◆ **EXTRAIT FOURNI**
-*-*-

Dans ce rapport, les auteurs se sont intéressés à un nouvel indicateur : celui de l’insécurité alimentaire modérée à grave. Cela fait référence à des personnes qui « ne peuvent pas avoir régulièrement accès à des aliments nutritifs en quantité suffisante ». N’étant pas certaines de pouvoir se procurer à manger, ces personnes sont parfois contraintes de réduire la qualité et/ou la quantité des aliments qu’elles consomment. Cela ne les fait pas nécessairement souffrir de la faim, mais les expose à d’autres formes de malnutrition et de risques pour la santé.

Actuellement, en prenant en compte la faim ainsi que l’insécurité alimentaire grave et modérée, nous arrivons à un total vertigineux de 26.4% de la population mondiale, soit 2 milliards de personnes. L’insécurité alimentaire ne touche pas que les pays en développement, les pays riches sont également exposés à ce phénomène. En Amérique du Nord et en Europe, ce serait environ 8% de la population qui en souffrirait, principalement de façon modérée.

L’étude approfondie de l’insécurité alimentaire mondiale permet également de révéler des disparités entre les sexes : les femmes sont globalement plus touchées par l’insécurité alimentaire que les hommes, surtout en Amérique Latine. Ceci renforce l’idée que plusieurs combats doivent être menés de front pour créer une synergie, notamment celui pour l’égalité hommes-femmes. L’insécurité alimentaire des femmes pourrait être réduite notamment par un accès plus généralisé à l’éducation, à l’emploi et à l’indépendance financière.

De nouveaux facteurs aggravants identifiés

Dans les rapports des années précédentes, des facteurs aggravants l’insécurité alimentaire et la nutrition ont été étudiés plus largement, comme les conflits, ou la variabilité du climat et les extrêmes climatiques. Cette année, les auteurs ont porté leur attention sur les effets des ralentissements de la croissance et les fléchissements économiques.

-*-*-

◆ **DONNÉES AFFICHÉES**

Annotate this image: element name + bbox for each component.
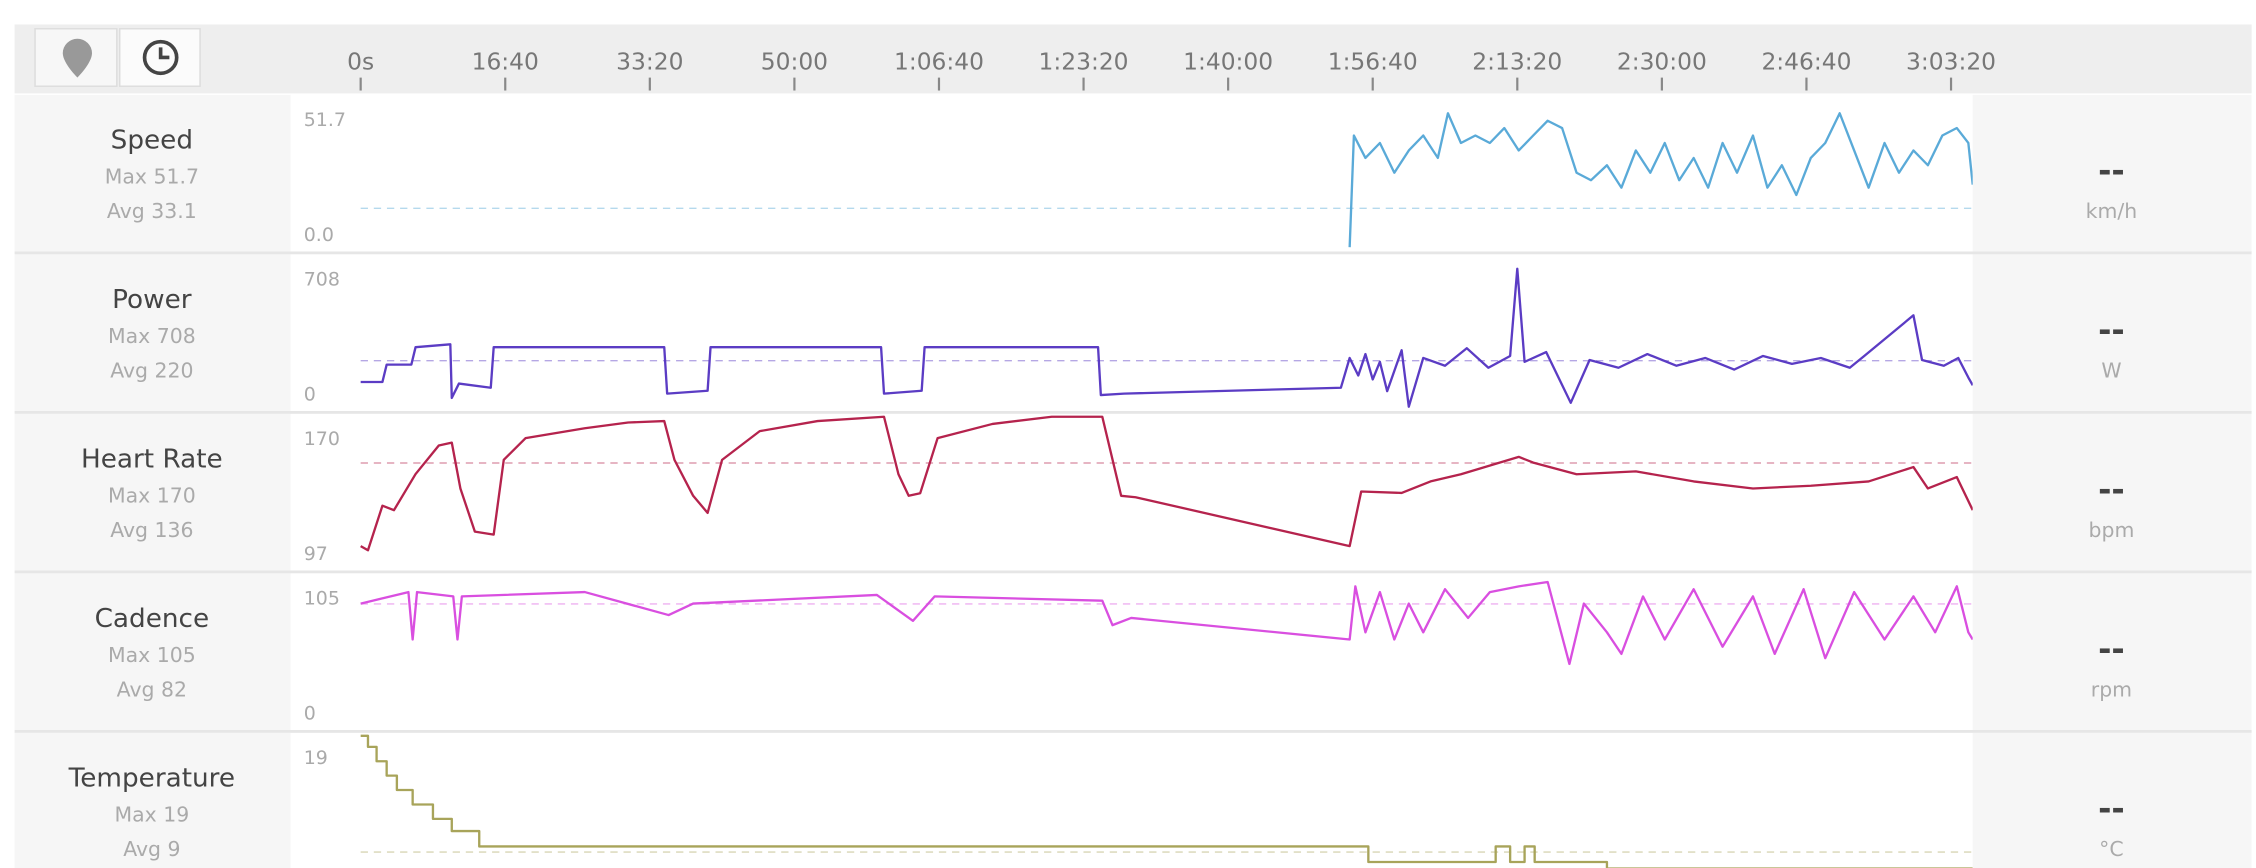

-*-*-

◆ **CONSIGNE**
Restituez tel quel le passage de l'extrait sur l'insécurité alimentaire, de « Actuellement, en prenant » à « de façon modérée. ».

◆ **RÉPONSE**
Actuellement, en prenant en compte la faim ainsi que l’insécurité alimentaire grave et modérée, nous arrivons à un total vertigineux de 26.4% de la population mondiale, soit 2 milliards de personnes. L’insécurité alimentaire ne touche pas que les pays en développement, les pays riches sont également exposés à ce phénomène. En Amérique du Nord et en Europe, ce serait environ 8% de la population qui en souffrirait, principalement de façon modérée.